» Problem description:
Scan the listing and work out how many lines contain the word "name". Nothing but the number should be given.

» Records:
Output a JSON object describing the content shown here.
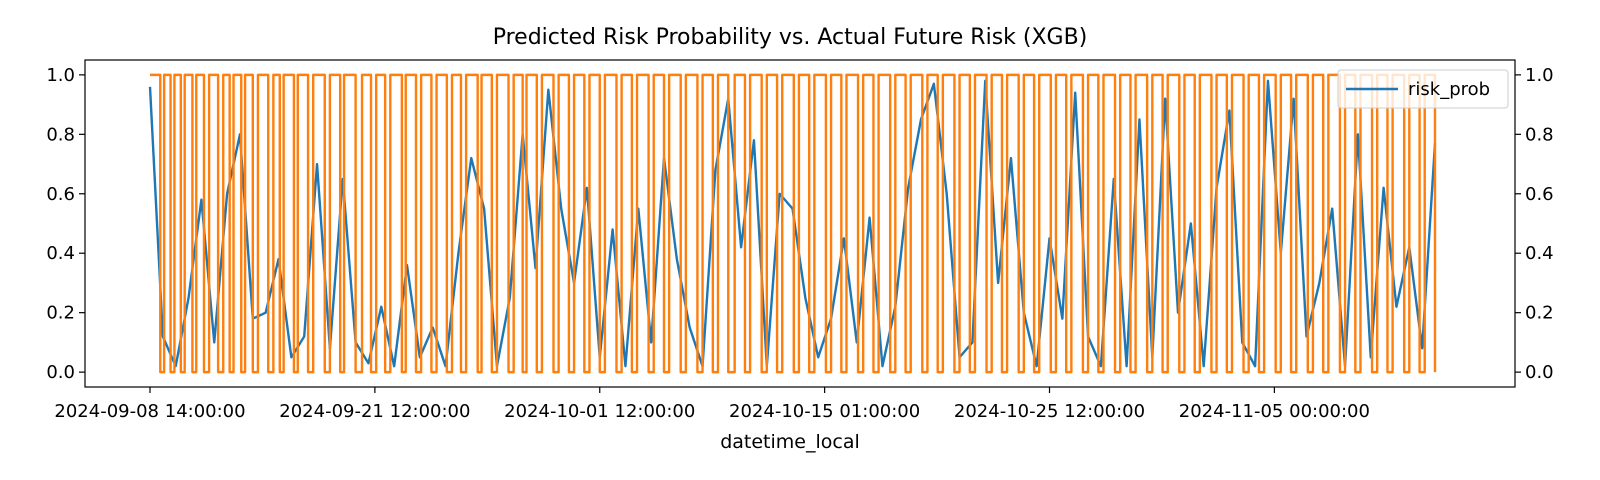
{
  "chart_data": {
    "type": "line",
    "title": "Predicted Risk Probability vs. Actual Future Risk (XGB)",
    "xlabel": "datetime_local",
    "ylabel": "",
    "ylim_left": [
      -0.05,
      1.05
    ],
    "ylim_right": [
      -0.05,
      1.05
    ],
    "y_ticks_left": [
      "0.0",
      "0.2",
      "0.4",
      "0.6",
      "0.8",
      "1.0"
    ],
    "y_ticks_right": [
      "0.0",
      "0.2",
      "0.4",
      "0.6",
      "0.8",
      "1.0"
    ],
    "x_tick_labels": [
      "2024-09-08 14:00:00",
      "2024-09-21 12:00:00",
      "2024-10-01 12:00:00",
      "2024-10-15 01:00:00",
      "2024-10-25 12:00:00",
      "2024-11-05 00:00:00"
    ],
    "x_range": [
      0,
      100
    ],
    "x_tick_positions": [
      0,
      17.5,
      35,
      52.5,
      70,
      87.5
    ],
    "legend": {
      "location": "top-right",
      "entries": [
        "risk_prob"
      ]
    },
    "grid": false,
    "series": [
      {
        "name": "risk_prob",
        "axis": "left",
        "color": "#1f77b4",
        "x": [
          0,
          1,
          2,
          3,
          4,
          5,
          6,
          7,
          8,
          9,
          10,
          11,
          12,
          13,
          14,
          15,
          16,
          17,
          18,
          19,
          20,
          21,
          22,
          23,
          24,
          25,
          26,
          27,
          28,
          29,
          30,
          31,
          32,
          33,
          34,
          35,
          36,
          37,
          38,
          39,
          40,
          41,
          42,
          43,
          44,
          45,
          46,
          47,
          48,
          49,
          50,
          51,
          52,
          53,
          54,
          55,
          56,
          57,
          58,
          59,
          60,
          61,
          62,
          63,
          64,
          65,
          66,
          67,
          68,
          69,
          70,
          71,
          72,
          73,
          74,
          75,
          76,
          77,
          78,
          79,
          80,
          81,
          82,
          83,
          84,
          85,
          86,
          87,
          88,
          89,
          90,
          91,
          92,
          93,
          94,
          95,
          96,
          97,
          98,
          99,
          100
        ],
        "y": [
          0.96,
          0.12,
          0.02,
          0.25,
          0.58,
          0.1,
          0.6,
          0.8,
          0.18,
          0.2,
          0.38,
          0.05,
          0.12,
          0.7,
          0.08,
          0.65,
          0.1,
          0.03,
          0.22,
          0.02,
          0.36,
          0.05,
          0.15,
          0.02,
          0.4,
          0.72,
          0.55,
          0.02,
          0.25,
          0.8,
          0.35,
          0.95,
          0.55,
          0.3,
          0.62,
          0.05,
          0.48,
          0.02,
          0.55,
          0.1,
          0.72,
          0.38,
          0.15,
          0.02,
          0.68,
          0.92,
          0.42,
          0.78,
          0.02,
          0.6,
          0.55,
          0.25,
          0.05,
          0.18,
          0.45,
          0.1,
          0.52,
          0.02,
          0.22,
          0.62,
          0.85,
          0.97,
          0.6,
          0.05,
          0.1,
          0.98,
          0.3,
          0.72,
          0.2,
          0.02,
          0.45,
          0.18,
          0.94,
          0.12,
          0.02,
          0.65,
          0.02,
          0.85,
          0.05,
          0.92,
          0.2,
          0.5,
          0.02,
          0.62,
          0.88,
          0.1,
          0.02,
          0.98,
          0.4,
          0.92,
          0.12,
          0.3,
          0.55,
          0.02,
          0.8,
          0.05,
          0.62,
          0.22,
          0.42,
          0.08,
          0.77
        ]
      },
      {
        "name": "",
        "axis": "right",
        "color": "#ff7f0e",
        "step": true,
        "x": [
          0,
          0.8,
          1.1,
          1.6,
          1.9,
          2.4,
          2.7,
          3.3,
          3.6,
          4.2,
          4.6,
          5.3,
          5.7,
          6.2,
          6.5,
          7.1,
          7.4,
          8.0,
          8.4,
          9.2,
          9.6,
          10.1,
          10.4,
          11.2,
          11.5,
          12.3,
          12.7,
          13.6,
          14.0,
          14.8,
          15.1,
          16.0,
          16.5,
          17.2,
          17.6,
          18.3,
          18.7,
          19.6,
          19.9,
          20.7,
          21.1,
          21.9,
          22.3,
          23.1,
          23.5,
          24.2,
          24.6,
          25.5,
          25.8,
          26.6,
          27.0,
          27.9,
          28.3,
          29.0,
          29.3,
          30.1,
          30.5,
          31.4,
          31.8,
          32.6,
          33.0,
          33.8,
          34.2,
          35.0,
          35.4,
          36.3,
          36.7,
          37.5,
          37.9,
          38.8,
          39.2,
          40.0,
          40.4,
          41.3,
          41.7,
          42.6,
          43.0,
          43.8,
          44.2,
          45.0,
          45.5,
          46.3,
          46.7,
          47.6,
          48.0,
          48.8,
          49.2,
          50.1,
          50.5,
          51.3,
          51.7,
          52.6,
          53.0,
          53.8,
          54.2,
          55.1,
          55.5,
          56.3,
          56.7,
          57.6,
          58.0,
          58.8,
          59.2,
          60.1,
          60.5,
          61.3,
          61.7,
          62.6,
          63.0,
          63.8,
          64.2,
          65.1,
          65.5,
          66.3,
          66.7,
          67.6,
          68.0,
          68.8,
          69.2,
          70.1,
          70.5,
          71.3,
          71.7,
          72.6,
          73.0,
          73.8,
          74.2,
          75.1,
          75.5,
          76.3,
          76.7,
          77.6,
          78.0,
          78.8,
          79.2,
          80.1,
          80.5,
          81.3,
          81.7,
          82.6,
          83.0,
          83.8,
          84.2,
          85.1,
          85.5,
          86.3,
          86.7,
          87.6,
          88.0,
          88.8,
          89.2,
          90.1,
          90.5,
          91.3,
          91.7,
          92.6,
          93.0,
          93.8,
          94.2,
          95.1,
          95.5,
          96.3,
          96.7,
          97.6,
          98.0,
          98.8,
          99.2,
          100
        ],
        "y": [
          1,
          0,
          1,
          0,
          1,
          0,
          1,
          0,
          1,
          0,
          1,
          0,
          1,
          0,
          1,
          0,
          1,
          0,
          1,
          0,
          1,
          0,
          1,
          0,
          1,
          0,
          1,
          0,
          1,
          0,
          1,
          0,
          1,
          0,
          1,
          0,
          1,
          0,
          1,
          0,
          1,
          0,
          1,
          0,
          1,
          0,
          1,
          0,
          1,
          0,
          1,
          0,
          1,
          0,
          1,
          0,
          1,
          0,
          1,
          0,
          1,
          0,
          1,
          0,
          1,
          0,
          1,
          0,
          1,
          0,
          1,
          0,
          1,
          0,
          1,
          0,
          1,
          0,
          1,
          0,
          1,
          0,
          1,
          0,
          1,
          0,
          1,
          0,
          1,
          0,
          1,
          0,
          1,
          0,
          1,
          0,
          1,
          0,
          1,
          0,
          1,
          0,
          1,
          0,
          1,
          0,
          1,
          0,
          1,
          0,
          1,
          0,
          1,
          0,
          1,
          0,
          1,
          0,
          1,
          0,
          1,
          0,
          1,
          0,
          1,
          0,
          1,
          0,
          1,
          0,
          1,
          0,
          1,
          0,
          1,
          0,
          1,
          0,
          1,
          0,
          1,
          0,
          1,
          0,
          1,
          0,
          1,
          0,
          1,
          0,
          1,
          0,
          1,
          0,
          1,
          0,
          1,
          0,
          1,
          0,
          1,
          0,
          1,
          0,
          1,
          0,
          1,
          0
        ]
      }
    ]
  }
}
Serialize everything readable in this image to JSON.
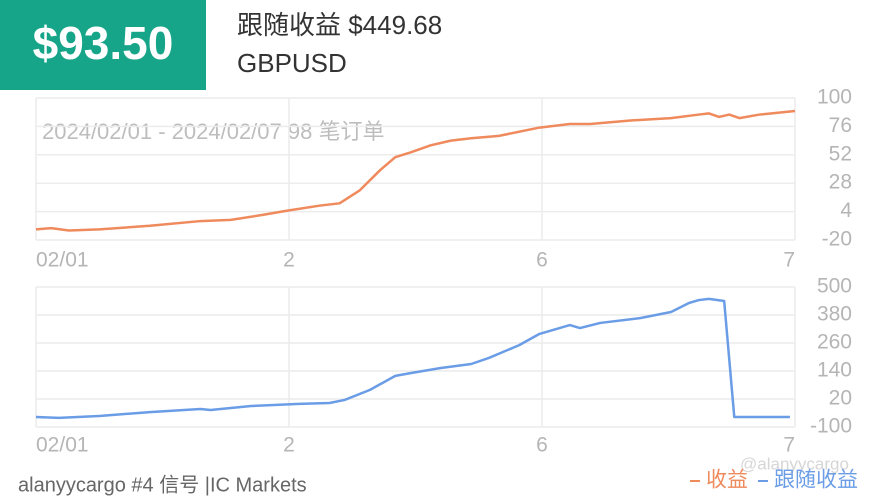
{
  "header": {
    "amount": "$93.50",
    "follow_label": "跟随收益 $449.68",
    "symbol": "GBPUSD"
  },
  "footer": {
    "account": "alanyycargo #4 信号 |IC Markets",
    "watermark": "@alanyycargo"
  },
  "chart_data": [
    {
      "type": "line",
      "subtitle": "2024/02/01 - 2024/02/07 98 笔订单",
      "x": [
        0,
        0.06,
        0.13,
        0.25,
        0.45,
        0.65,
        0.77,
        0.89,
        1.0,
        1.12,
        1.2,
        1.28,
        1.36,
        1.42,
        1.48,
        1.56,
        1.64,
        1.72,
        1.83,
        1.99,
        2.11,
        2.19,
        2.35,
        2.51,
        2.62,
        2.66,
        2.7,
        2.74,
        2.78,
        2.86,
        3.0
      ],
      "series": [
        {
          "name": "收益",
          "color": "#ef8a5d",
          "values": [
            -11,
            -10,
            -12,
            -11,
            -8,
            -4,
            -3,
            1,
            5,
            9,
            11,
            22,
            39,
            50,
            54,
            60,
            64,
            66,
            68,
            75,
            78,
            78,
            81,
            83,
            86,
            87,
            84,
            86,
            83,
            86,
            89
          ]
        }
      ],
      "xlim": [
        0,
        3
      ],
      "xticks": [
        {
          "value": 0,
          "label": "02/01"
        },
        {
          "value": 1,
          "label": "2"
        },
        {
          "value": 2,
          "label": "6"
        },
        {
          "value": 3,
          "label": "7"
        }
      ],
      "ylim": [
        -20,
        100
      ],
      "yticks": [
        -20,
        4,
        28,
        52,
        76,
        100
      ],
      "grid": true
    },
    {
      "type": "line",
      "x": [
        0,
        0.09,
        0.25,
        0.45,
        0.65,
        0.69,
        0.85,
        1.04,
        1.16,
        1.22,
        1.32,
        1.42,
        1.48,
        1.6,
        1.72,
        1.79,
        1.91,
        1.99,
        2.11,
        2.15,
        2.23,
        2.39,
        2.51,
        2.58,
        2.62,
        2.66,
        2.72,
        2.76,
        2.98
      ],
      "series": [
        {
          "name": "跟随收益",
          "color": "#6a9de6",
          "values": [
            -57,
            -61,
            -53,
            -36,
            -23,
            -27,
            -10,
            -1,
            3,
            16,
            59,
            119,
            131,
            153,
            170,
            196,
            251,
            299,
            337,
            324,
            346,
            367,
            393,
            431,
            444,
            449,
            440,
            -57,
            -57
          ]
        }
      ],
      "xlim": [
        0,
        3
      ],
      "xticks": [
        {
          "value": 0,
          "label": "02/01"
        },
        {
          "value": 1,
          "label": "2"
        },
        {
          "value": 2,
          "label": "6"
        },
        {
          "value": 3,
          "label": "7"
        }
      ],
      "ylim": [
        -100,
        500
      ],
      "yticks": [
        -100,
        20,
        140,
        260,
        380,
        500
      ],
      "grid": true
    }
  ]
}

» Solution to the problem:
4